## [Required task]
In the listing below, pick out lines with "more".

···

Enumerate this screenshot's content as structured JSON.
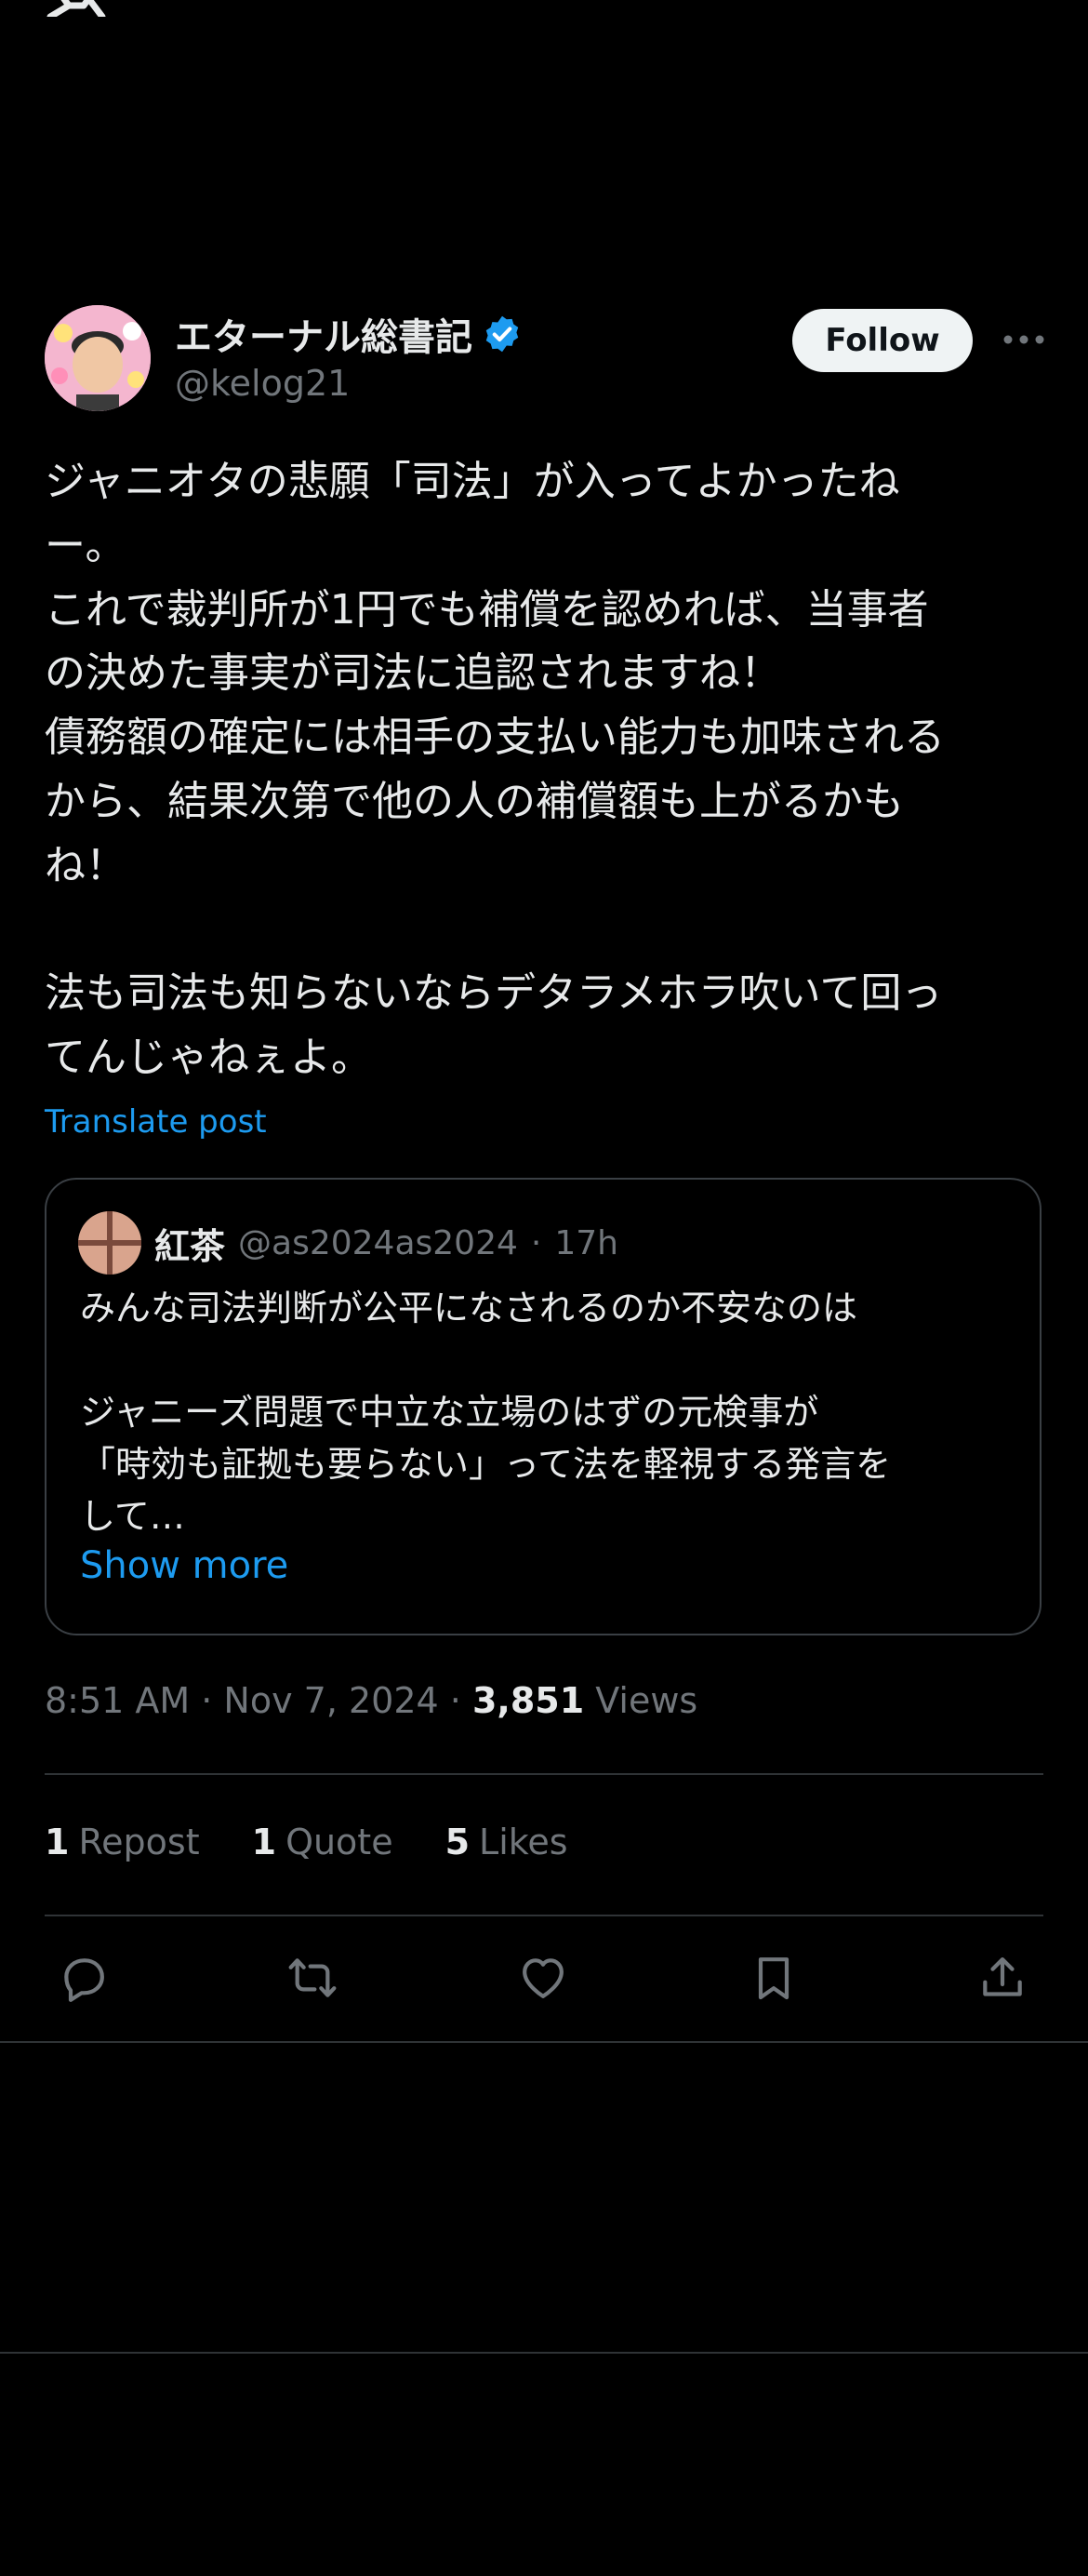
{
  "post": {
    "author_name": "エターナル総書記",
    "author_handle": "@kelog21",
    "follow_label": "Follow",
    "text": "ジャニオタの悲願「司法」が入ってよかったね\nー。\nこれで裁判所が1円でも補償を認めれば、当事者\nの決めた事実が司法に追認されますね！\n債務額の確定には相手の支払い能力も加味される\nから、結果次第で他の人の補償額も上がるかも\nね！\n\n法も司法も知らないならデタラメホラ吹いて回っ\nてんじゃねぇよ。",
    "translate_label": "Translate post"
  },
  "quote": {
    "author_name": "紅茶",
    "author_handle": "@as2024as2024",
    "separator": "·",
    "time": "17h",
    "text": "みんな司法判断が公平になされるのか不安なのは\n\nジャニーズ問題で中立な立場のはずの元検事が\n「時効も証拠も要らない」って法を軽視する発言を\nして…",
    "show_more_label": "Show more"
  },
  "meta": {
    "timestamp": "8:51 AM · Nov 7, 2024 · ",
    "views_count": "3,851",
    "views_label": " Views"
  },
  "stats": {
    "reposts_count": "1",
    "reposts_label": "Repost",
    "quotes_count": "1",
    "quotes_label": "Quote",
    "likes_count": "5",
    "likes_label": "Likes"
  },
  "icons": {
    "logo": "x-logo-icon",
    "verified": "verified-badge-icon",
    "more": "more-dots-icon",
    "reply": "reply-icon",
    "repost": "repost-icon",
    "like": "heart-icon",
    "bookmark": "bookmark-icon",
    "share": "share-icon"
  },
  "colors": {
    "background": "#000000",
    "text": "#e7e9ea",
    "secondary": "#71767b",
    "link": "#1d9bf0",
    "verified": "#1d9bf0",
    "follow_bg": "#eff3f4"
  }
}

···

## [Complete output]
    "show_more_label": "Show more"
    "more": "more-dots-icon",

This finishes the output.